Short exercise: From the listing below, pick out each line with the word "ความเป".

Saved entries:
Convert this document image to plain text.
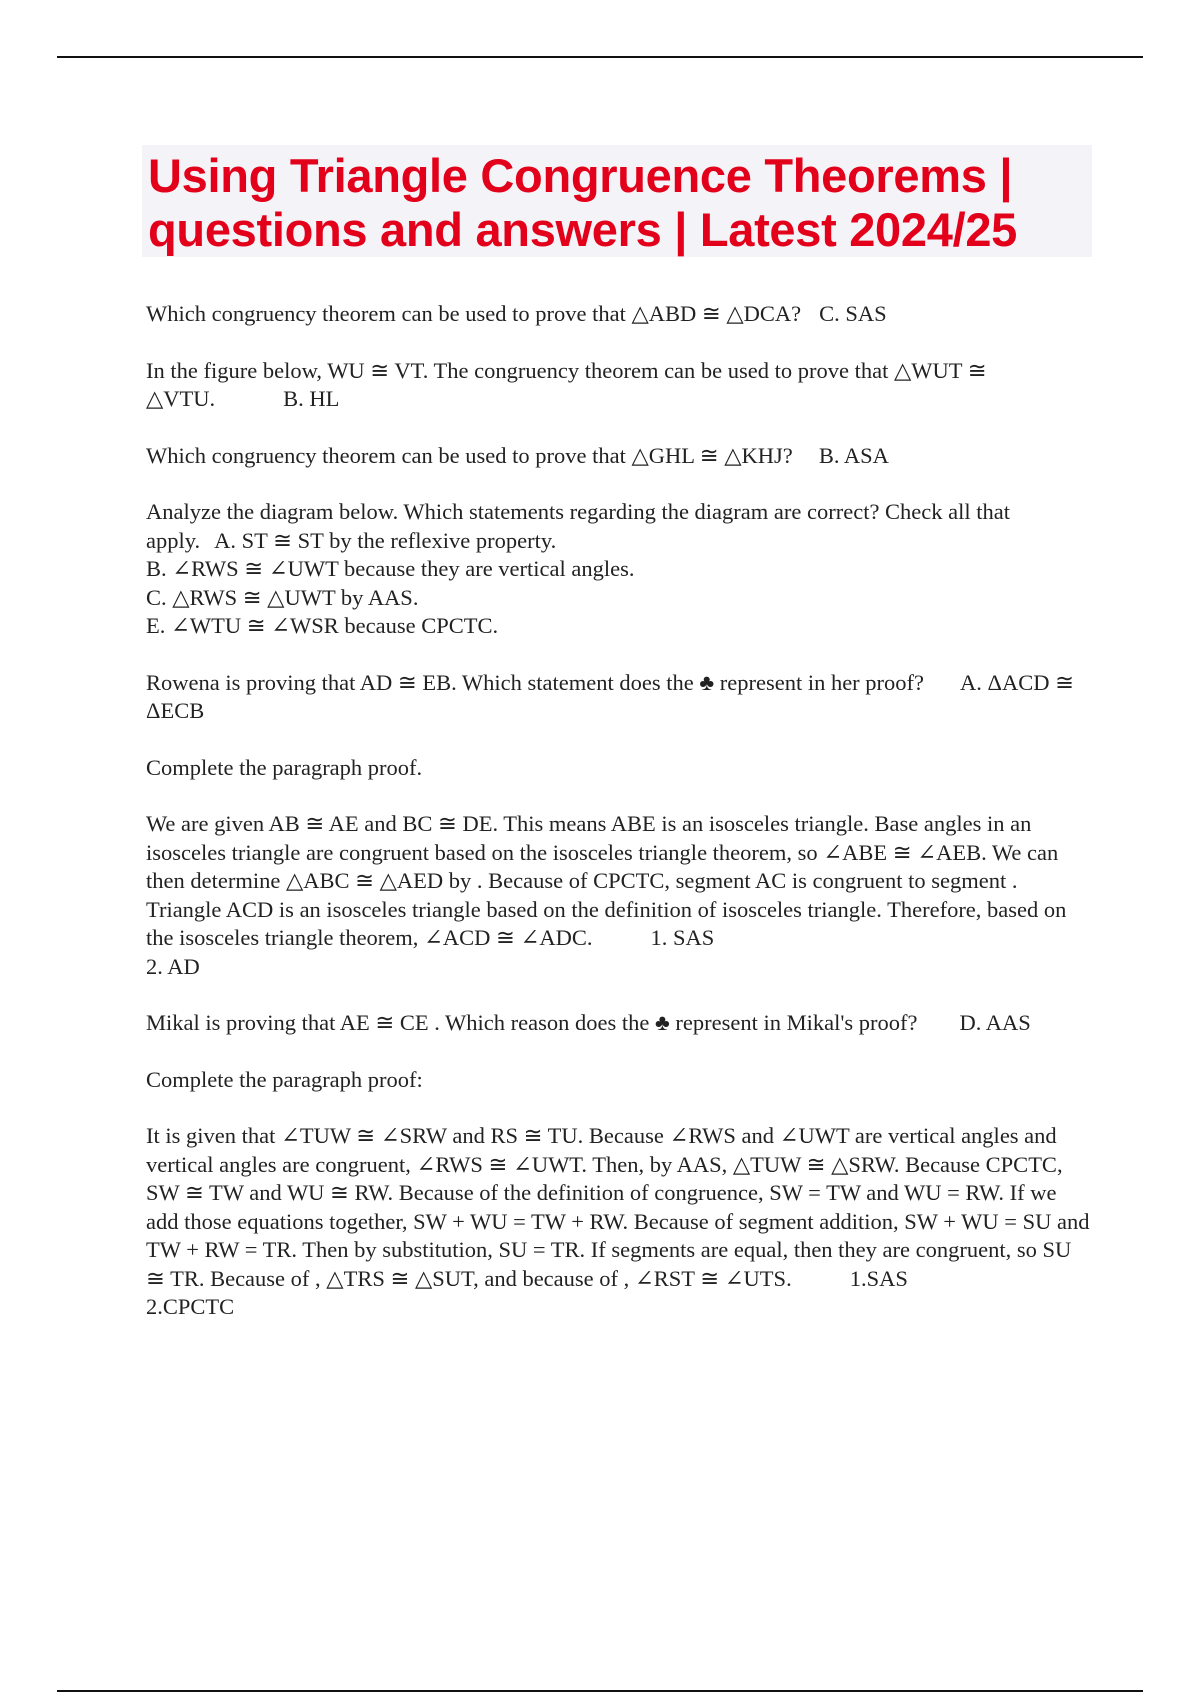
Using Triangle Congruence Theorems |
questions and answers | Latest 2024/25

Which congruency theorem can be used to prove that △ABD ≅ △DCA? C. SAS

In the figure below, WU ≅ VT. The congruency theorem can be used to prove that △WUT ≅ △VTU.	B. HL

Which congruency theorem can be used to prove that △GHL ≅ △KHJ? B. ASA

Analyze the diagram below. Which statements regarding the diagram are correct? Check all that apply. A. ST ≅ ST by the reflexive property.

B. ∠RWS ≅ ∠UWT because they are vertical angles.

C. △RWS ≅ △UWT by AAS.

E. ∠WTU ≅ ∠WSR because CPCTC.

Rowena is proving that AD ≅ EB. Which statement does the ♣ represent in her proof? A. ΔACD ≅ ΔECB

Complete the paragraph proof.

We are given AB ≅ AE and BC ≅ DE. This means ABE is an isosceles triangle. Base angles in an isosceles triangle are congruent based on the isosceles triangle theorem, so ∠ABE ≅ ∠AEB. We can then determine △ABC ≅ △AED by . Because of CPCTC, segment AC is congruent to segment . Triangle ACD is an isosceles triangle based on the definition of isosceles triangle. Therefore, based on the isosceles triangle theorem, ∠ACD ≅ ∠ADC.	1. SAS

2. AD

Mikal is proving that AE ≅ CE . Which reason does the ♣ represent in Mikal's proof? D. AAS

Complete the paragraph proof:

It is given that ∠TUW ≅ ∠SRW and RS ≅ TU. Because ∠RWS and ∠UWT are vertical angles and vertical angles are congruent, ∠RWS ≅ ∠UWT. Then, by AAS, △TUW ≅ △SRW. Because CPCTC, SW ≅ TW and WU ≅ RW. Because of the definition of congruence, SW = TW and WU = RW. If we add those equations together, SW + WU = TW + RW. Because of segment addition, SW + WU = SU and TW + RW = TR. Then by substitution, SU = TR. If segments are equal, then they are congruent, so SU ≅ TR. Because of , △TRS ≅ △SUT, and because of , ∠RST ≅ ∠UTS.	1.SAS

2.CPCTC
---
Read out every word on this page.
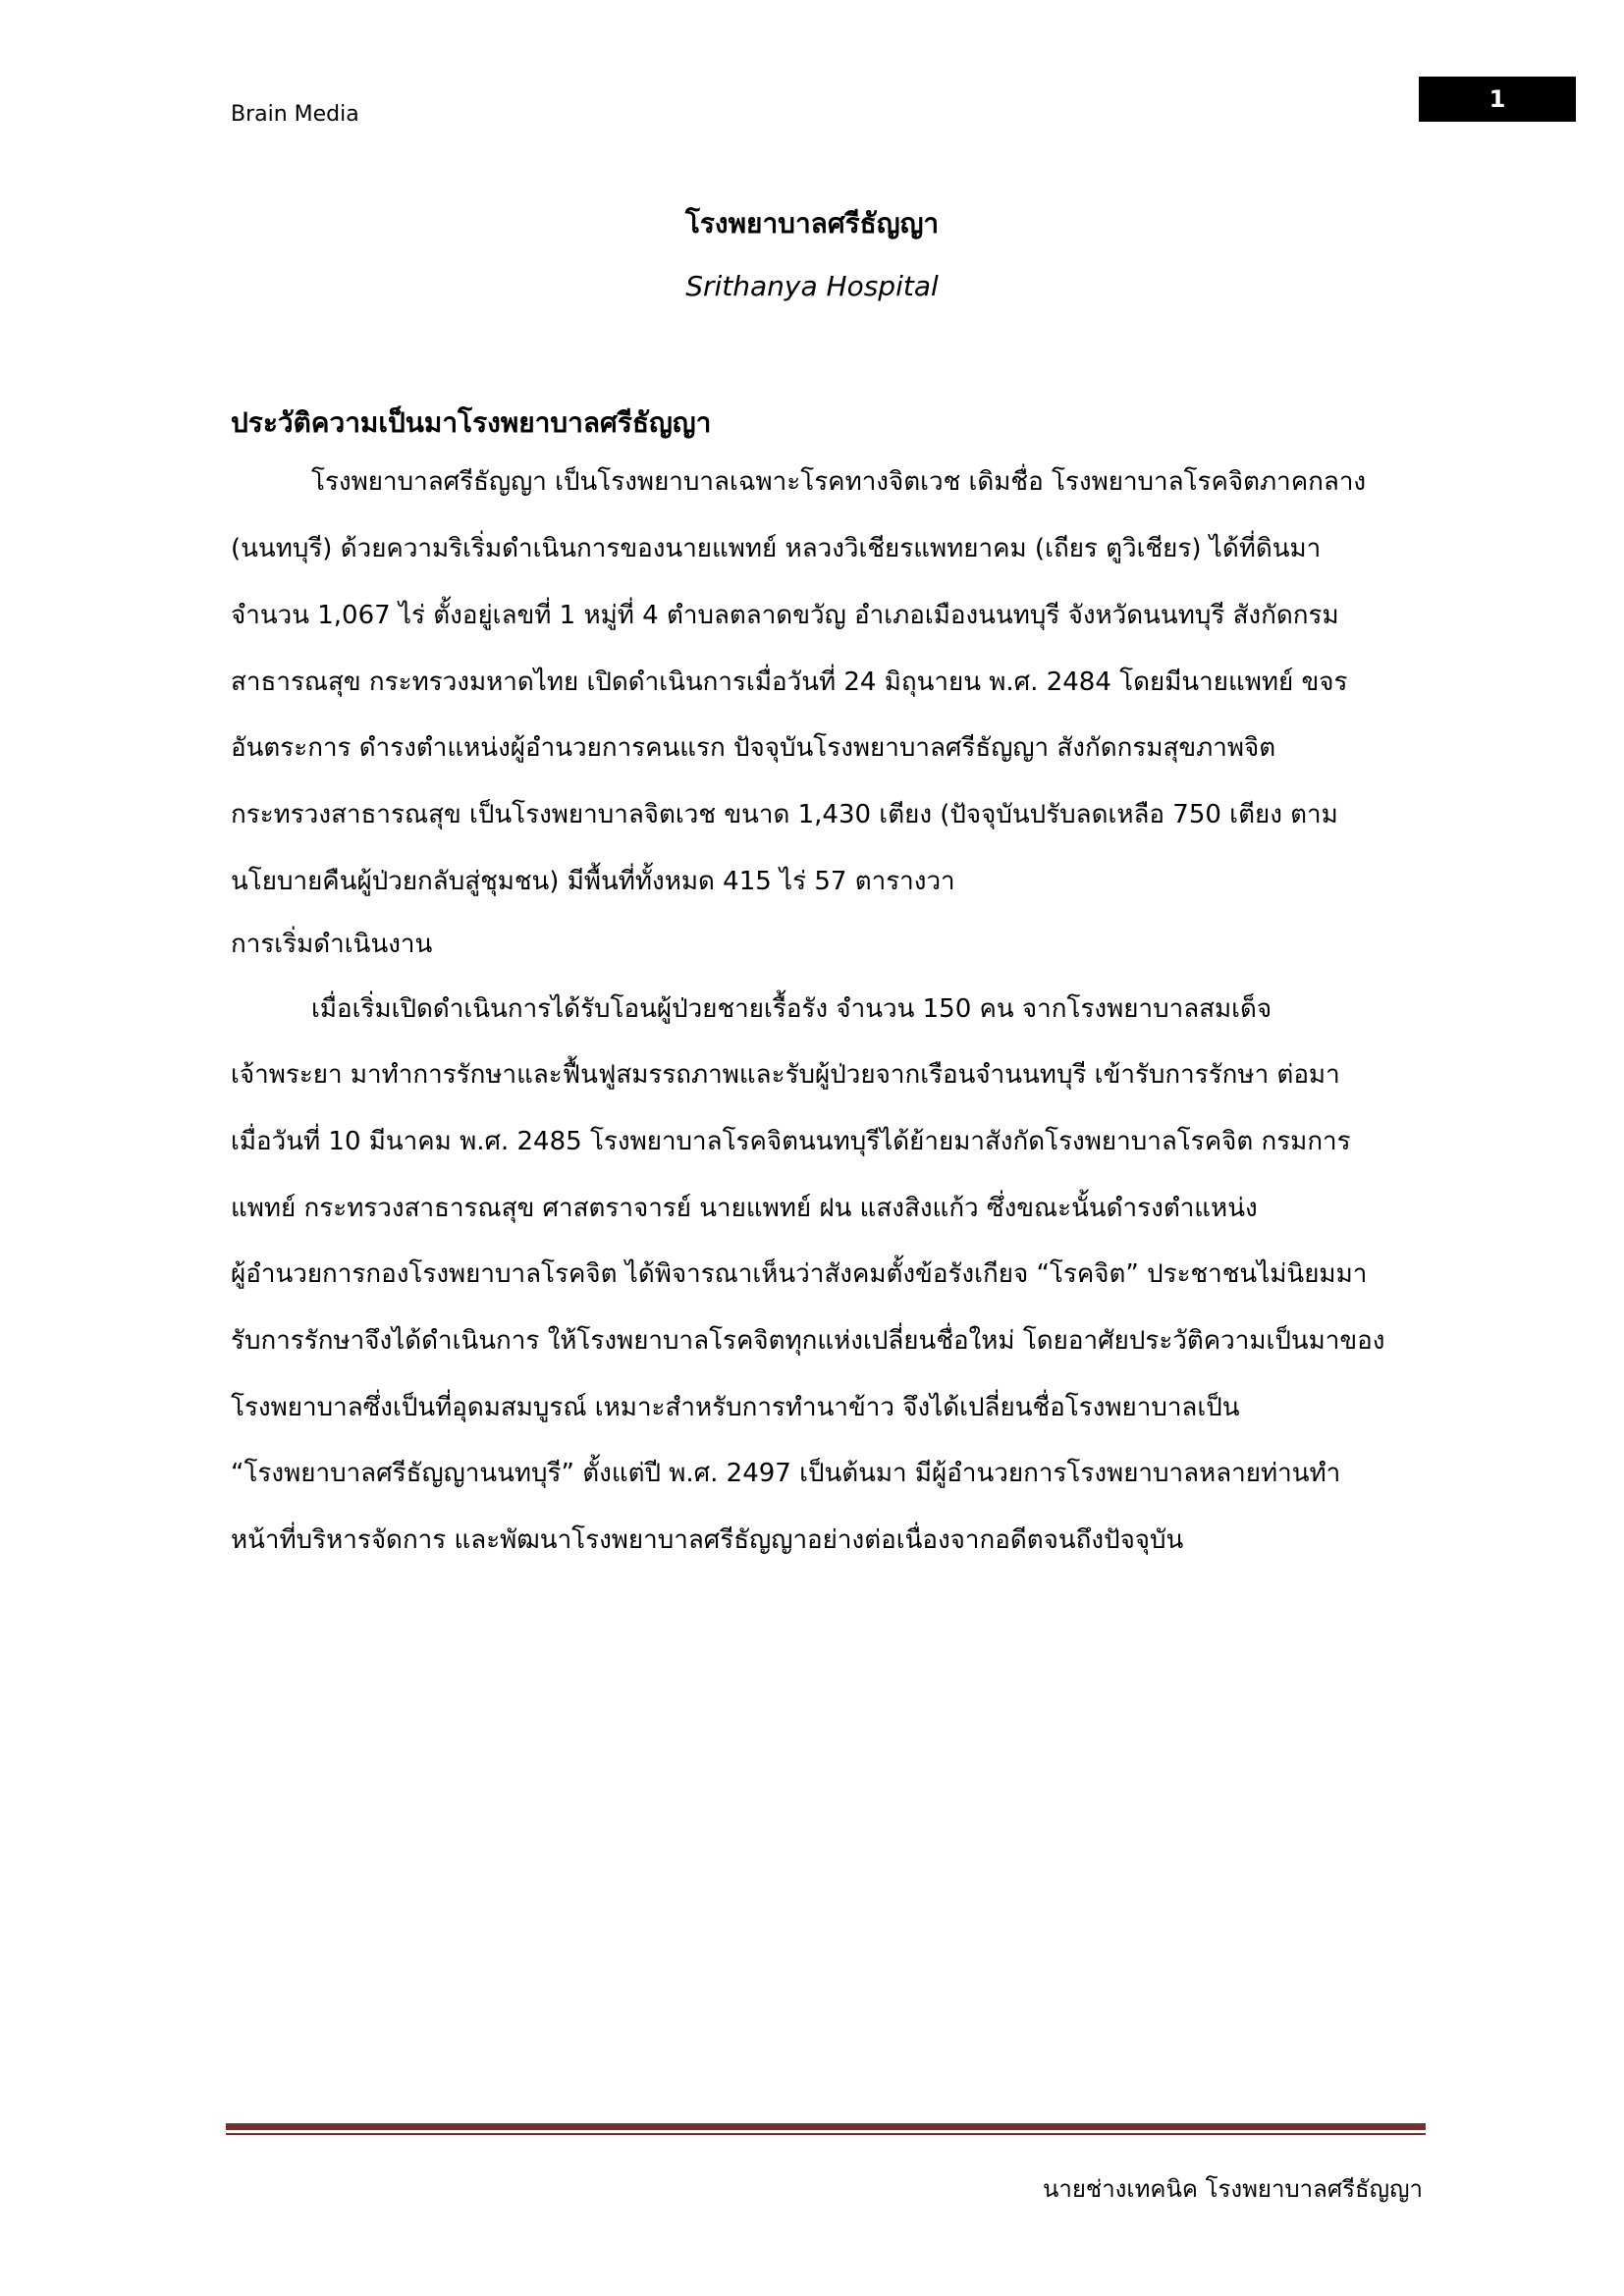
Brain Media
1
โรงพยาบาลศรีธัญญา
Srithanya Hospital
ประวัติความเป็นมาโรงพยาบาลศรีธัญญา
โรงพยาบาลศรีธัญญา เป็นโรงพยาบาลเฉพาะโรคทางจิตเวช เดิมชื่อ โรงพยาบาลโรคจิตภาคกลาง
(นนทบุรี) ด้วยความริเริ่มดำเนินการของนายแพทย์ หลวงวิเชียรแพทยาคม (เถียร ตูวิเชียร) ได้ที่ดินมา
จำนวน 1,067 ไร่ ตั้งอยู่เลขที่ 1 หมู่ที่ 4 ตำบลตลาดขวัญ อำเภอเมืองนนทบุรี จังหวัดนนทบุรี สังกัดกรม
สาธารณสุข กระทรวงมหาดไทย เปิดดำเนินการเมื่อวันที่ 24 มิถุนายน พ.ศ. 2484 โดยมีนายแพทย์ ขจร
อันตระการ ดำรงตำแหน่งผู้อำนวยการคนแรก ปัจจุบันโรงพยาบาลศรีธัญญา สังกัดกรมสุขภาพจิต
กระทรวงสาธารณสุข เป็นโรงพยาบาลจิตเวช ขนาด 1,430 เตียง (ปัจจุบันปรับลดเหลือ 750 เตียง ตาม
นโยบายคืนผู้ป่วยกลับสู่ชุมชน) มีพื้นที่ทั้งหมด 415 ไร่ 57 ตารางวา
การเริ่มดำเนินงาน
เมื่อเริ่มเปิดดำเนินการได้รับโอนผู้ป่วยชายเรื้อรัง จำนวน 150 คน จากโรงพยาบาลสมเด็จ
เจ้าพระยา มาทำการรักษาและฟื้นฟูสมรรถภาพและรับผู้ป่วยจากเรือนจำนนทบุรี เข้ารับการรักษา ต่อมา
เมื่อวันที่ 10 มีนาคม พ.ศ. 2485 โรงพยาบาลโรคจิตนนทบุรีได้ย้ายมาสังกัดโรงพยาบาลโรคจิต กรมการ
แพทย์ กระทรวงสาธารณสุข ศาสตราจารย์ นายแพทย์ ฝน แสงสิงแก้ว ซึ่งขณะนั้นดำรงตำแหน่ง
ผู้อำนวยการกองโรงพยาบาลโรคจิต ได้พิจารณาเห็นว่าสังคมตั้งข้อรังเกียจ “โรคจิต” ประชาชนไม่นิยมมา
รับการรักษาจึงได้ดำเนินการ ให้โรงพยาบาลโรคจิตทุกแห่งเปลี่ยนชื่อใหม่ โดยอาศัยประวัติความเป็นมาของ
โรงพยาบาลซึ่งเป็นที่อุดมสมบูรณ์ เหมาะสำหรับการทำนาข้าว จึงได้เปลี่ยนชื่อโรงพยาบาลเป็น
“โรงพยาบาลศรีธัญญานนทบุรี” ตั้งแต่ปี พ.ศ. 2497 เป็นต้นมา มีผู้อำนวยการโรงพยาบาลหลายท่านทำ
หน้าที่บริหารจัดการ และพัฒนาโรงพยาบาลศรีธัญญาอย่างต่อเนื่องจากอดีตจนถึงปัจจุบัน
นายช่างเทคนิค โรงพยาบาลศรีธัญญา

Answer for this exercise:
ประวัติความเป็นมาโรงพยาบาลศรีธัญญา
รับการรักษาจึงได้ดำเนินการ ให้โรงพยาบาลโรคจิตทุกแห่งเปลี่ยนชื่อใหม่ โดยอาศัยประวัติความเป็นมาของ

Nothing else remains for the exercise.